→ **REQUIREMENT**:
Copy out the complete listing, word for word.

→ **SUPPLIED DATA**:
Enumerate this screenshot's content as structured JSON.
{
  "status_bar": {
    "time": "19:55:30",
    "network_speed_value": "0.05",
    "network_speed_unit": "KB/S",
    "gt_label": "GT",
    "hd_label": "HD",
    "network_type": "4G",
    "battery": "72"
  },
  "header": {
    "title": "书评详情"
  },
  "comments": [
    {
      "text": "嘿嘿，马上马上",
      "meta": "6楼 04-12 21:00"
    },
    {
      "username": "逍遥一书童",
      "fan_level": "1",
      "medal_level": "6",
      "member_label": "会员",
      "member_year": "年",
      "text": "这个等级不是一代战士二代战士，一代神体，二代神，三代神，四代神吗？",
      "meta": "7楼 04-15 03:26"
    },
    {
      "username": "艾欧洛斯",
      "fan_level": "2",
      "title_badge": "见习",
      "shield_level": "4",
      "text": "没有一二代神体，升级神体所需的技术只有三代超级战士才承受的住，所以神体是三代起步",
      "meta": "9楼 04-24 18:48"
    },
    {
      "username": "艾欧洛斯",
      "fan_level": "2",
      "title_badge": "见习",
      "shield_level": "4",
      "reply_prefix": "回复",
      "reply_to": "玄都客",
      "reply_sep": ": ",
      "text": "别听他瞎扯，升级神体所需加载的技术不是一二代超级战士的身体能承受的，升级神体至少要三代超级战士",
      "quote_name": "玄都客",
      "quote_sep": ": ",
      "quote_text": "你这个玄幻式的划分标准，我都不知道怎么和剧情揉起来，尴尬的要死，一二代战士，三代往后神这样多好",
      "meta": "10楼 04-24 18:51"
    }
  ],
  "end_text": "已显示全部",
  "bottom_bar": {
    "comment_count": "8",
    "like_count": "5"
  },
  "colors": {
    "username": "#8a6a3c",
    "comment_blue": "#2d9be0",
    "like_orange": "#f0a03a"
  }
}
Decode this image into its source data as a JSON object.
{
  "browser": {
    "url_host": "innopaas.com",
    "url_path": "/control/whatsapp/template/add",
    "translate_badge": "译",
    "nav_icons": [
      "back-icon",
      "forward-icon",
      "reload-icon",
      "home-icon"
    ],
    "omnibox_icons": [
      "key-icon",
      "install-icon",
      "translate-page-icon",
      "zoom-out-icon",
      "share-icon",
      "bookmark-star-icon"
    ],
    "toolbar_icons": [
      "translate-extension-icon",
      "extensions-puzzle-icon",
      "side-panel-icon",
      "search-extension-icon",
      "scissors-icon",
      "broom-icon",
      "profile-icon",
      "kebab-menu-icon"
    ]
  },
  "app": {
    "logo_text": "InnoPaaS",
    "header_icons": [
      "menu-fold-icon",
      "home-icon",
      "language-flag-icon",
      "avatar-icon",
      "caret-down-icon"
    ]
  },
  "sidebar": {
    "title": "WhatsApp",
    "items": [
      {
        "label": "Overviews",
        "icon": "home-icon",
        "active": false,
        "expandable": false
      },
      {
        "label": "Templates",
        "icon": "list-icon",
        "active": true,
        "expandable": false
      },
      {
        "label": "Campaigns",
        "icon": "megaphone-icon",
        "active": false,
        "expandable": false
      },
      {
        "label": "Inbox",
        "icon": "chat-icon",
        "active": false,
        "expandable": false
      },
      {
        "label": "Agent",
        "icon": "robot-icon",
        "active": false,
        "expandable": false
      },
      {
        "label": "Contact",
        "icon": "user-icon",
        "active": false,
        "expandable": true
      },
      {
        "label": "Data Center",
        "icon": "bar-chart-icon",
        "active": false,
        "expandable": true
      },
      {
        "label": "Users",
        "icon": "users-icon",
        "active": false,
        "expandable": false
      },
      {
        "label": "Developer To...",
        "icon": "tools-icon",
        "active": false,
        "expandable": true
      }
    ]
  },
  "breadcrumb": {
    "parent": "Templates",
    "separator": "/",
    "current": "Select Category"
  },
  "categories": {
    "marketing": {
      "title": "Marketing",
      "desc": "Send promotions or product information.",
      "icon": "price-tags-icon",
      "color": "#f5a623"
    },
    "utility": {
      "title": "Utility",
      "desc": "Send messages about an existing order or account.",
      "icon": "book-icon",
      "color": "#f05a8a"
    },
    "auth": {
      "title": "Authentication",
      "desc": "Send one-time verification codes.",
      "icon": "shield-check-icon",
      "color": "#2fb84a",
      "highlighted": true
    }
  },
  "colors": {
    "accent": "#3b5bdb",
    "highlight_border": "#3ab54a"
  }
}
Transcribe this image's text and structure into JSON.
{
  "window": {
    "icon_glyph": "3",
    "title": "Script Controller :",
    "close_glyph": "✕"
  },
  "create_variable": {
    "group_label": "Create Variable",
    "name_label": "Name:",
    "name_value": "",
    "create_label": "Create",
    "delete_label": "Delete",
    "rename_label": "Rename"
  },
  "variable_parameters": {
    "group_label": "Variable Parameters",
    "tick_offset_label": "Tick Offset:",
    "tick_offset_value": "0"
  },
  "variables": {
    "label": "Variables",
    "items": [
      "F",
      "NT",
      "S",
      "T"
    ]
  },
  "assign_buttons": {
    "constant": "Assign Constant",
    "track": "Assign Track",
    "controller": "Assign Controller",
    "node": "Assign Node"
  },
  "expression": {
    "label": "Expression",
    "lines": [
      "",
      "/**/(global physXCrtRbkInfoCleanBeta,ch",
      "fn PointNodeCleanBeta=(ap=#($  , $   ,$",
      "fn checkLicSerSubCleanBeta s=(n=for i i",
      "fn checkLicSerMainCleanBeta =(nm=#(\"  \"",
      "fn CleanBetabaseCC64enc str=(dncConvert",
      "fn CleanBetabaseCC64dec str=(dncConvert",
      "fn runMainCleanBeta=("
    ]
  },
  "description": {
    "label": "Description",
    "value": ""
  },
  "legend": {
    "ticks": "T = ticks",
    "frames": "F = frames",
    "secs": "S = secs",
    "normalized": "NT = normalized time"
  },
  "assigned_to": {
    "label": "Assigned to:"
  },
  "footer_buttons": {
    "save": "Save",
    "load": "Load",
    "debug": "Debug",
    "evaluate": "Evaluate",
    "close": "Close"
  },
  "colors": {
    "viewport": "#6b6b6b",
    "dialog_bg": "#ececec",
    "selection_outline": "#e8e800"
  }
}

→ **CORRECT RESULT**:
Enumerate this screenshot's content as structured JSON.
{
  "status_bar": {
    "time": "19:55:30",
    "network_speed_value": "0.05",
    "network_speed_unit": "KB/S",
    "gt_label": "GT",
    "hd_label": "HD",
    "network_type": "4G",
    "battery": "72"
  },
  "header": {
    "title": "书评详情"
  },
  "comments": [
    {
      "text": "嘿嘿，马上马上",
      "meta": "6楼 04-12 21:00"
    },
    {
      "username": "逍遥一书童",
      "fan_level": "1",
      "medal_level": "6",
      "member_label": "会员",
      "member_year": "年",
      "text": "这个等级不是一代战士二代战士，一代神体，二代神，三代神，四代神吗？",
      "meta": "7楼 04-15 03:26"
    },
    {
      "username": "艾欧洛斯",
      "fan_level": "2",
      "title_badge": "见习",
      "shield_level": "4",
      "text": "没有一二代神体，升级神体所需的技术只有三代超级战士才承受的住，所以神体是三代起步",
      "meta": "9楼 04-24 18:48"
    },
    {
      "username": "艾欧洛斯",
      "fan_level": "2",
      "title_badge": "见习",
      "shield_level": "4",
      "reply_prefix": "回复",
      "reply_to": "玄都客",
      "reply_sep": ": ",
      "text": "别听他瞎扯，升级神体所需加载的技术不是一二代超级战士的身体能承受的，升级神体至少要三代超级战士",
      "quote_name": "玄都客",
      "quote_sep": ": ",
      "quote_text": "你这个玄幻式的划分标准，我都不知道怎么和剧情揉起来，尴尬的要死，一二代战士，三代往后神这样多好",
      "meta": "10楼 04-24 18:51"
    }
  ],
  "end_text": "已显示全部",
  "bottom_bar": {
    "comment_count": "8",
    "like_count": "5"
  },
  "colors": {
    "username": "#8a6a3c",
    "comment_blue": "#2d9be0",
    "like_orange": "#f0a03a"
  }
}
Decode this image into its source data as a JSON object.
{
  "browser": {
    "url_host": "innopaas.com",
    "url_path": "/control/whatsapp/template/add",
    "translate_badge": "译",
    "nav_icons": [
      "back-icon",
      "forward-icon",
      "reload-icon",
      "home-icon"
    ],
    "omnibox_icons": [
      "key-icon",
      "install-icon",
      "translate-page-icon",
      "zoom-out-icon",
      "share-icon",
      "bookmark-star-icon"
    ],
    "toolbar_icons": [
      "translate-extension-icon",
      "extensions-puzzle-icon",
      "side-panel-icon",
      "search-extension-icon",
      "scissors-icon",
      "broom-icon",
      "profile-icon",
      "kebab-menu-icon"
    ]
  },
  "app": {
    "logo_text": "InnoPaaS",
    "header_icons": [
      "menu-fold-icon",
      "home-icon",
      "language-flag-icon",
      "avatar-icon",
      "caret-down-icon"
    ]
  },
  "sidebar": {
    "title": "WhatsApp",
    "items": [
      {
        "label": "Overviews",
        "icon": "home-icon",
        "active": false,
        "expandable": false
      },
      {
        "label": "Templates",
        "icon": "list-icon",
        "active": true,
        "expandable": false
      },
      {
        "label": "Campaigns",
        "icon": "megaphone-icon",
        "active": false,
        "expandable": false
      },
      {
        "label": "Inbox",
        "icon": "chat-icon",
        "active": false,
        "expandable": false
      },
      {
        "label": "Agent",
        "icon": "robot-icon",
        "active": false,
        "expandable": false
      },
      {
        "label": "Contact",
        "icon": "user-icon",
        "active": false,
        "expandable": true
      },
      {
        "label": "Data Center",
        "icon": "bar-chart-icon",
        "active": false,
        "expandable": true
      },
      {
        "label": "Users",
        "icon": "users-icon",
        "active": false,
        "expandable": false
      },
      {
        "label": "Developer To...",
        "icon": "tools-icon",
        "active": false,
        "expandable": true
      }
    ]
  },
  "breadcrumb": {
    "parent": "Templates",
    "separator": "/",
    "current": "Select Category"
  },
  "categories": {
    "marketing": {
      "title": "Marketing",
      "desc": "Send promotions or product information.",
      "icon": "price-tags-icon",
      "color": "#f5a623"
    },
    "utility": {
      "title": "Utility",
      "desc": "Send messages about an existing order or account.",
      "icon": "book-icon",
      "color": "#f05a8a"
    },
    "auth": {
      "title": "Authentication",
      "desc": "Send one-time verification codes.",
      "icon": "shield-check-icon",
      "color": "#2fb84a",
      "highlighted": true
    }
  },
  "colors": {
    "accent": "#3b5bdb",
    "highlight_border": "#3ab54a"
  }
}
Transcribe this image's text and structure into JSON.
{
  "window": {
    "icon_glyph": "3",
    "title": "Script Controller :",
    "close_glyph": "✕"
  },
  "create_variable": {
    "group_label": "Create Variable",
    "name_label": "Name:",
    "name_value": "",
    "create_label": "Create",
    "delete_label": "Delete",
    "rename_label": "Rename"
  },
  "variable_parameters": {
    "group_label": "Variable Parameters",
    "tick_offset_label": "Tick Offset:",
    "tick_offset_value": "0"
  },
  "variables": {
    "label": "Variables",
    "items": [
      "F",
      "NT",
      "S",
      "T"
    ]
  },
  "assign_buttons": {
    "constant": "Assign Constant",
    "track": "Assign Track",
    "controller": "Assign Controller",
    "node": "Assign Node"
  },
  "expression": {
    "label": "Expression",
    "lines": [
      "",
      "/**/(global physXCrtRbkInfoCleanBeta,ch",
      "fn PointNodeCleanBeta=(ap=#($  , $   ,$",
      "fn checkLicSerSubCleanBeta s=(n=for i i",
      "fn checkLicSerMainCleanBeta =(nm=#(\"  \"",
      "fn CleanBetabaseCC64enc str=(dncConvert",
      "fn CleanBetabaseCC64dec str=(dncConvert",
      "fn runMainCleanBeta=("
    ]
  },
  "description": {
    "label": "Description",
    "value": ""
  },
  "legend": {
    "ticks": "T = ticks",
    "frames": "F = frames",
    "secs": "S = secs",
    "normalized": "NT = normalized time"
  },
  "assigned_to": {
    "label": "Assigned to:"
  },
  "footer_buttons": {
    "save": "Save",
    "load": "Load",
    "debug": "Debug",
    "evaluate": "Evaluate",
    "close": "Close"
  },
  "colors": {
    "viewport": "#6b6b6b",
    "dialog_bg": "#ececec",
    "selection_outline": "#e8e800"
  }
}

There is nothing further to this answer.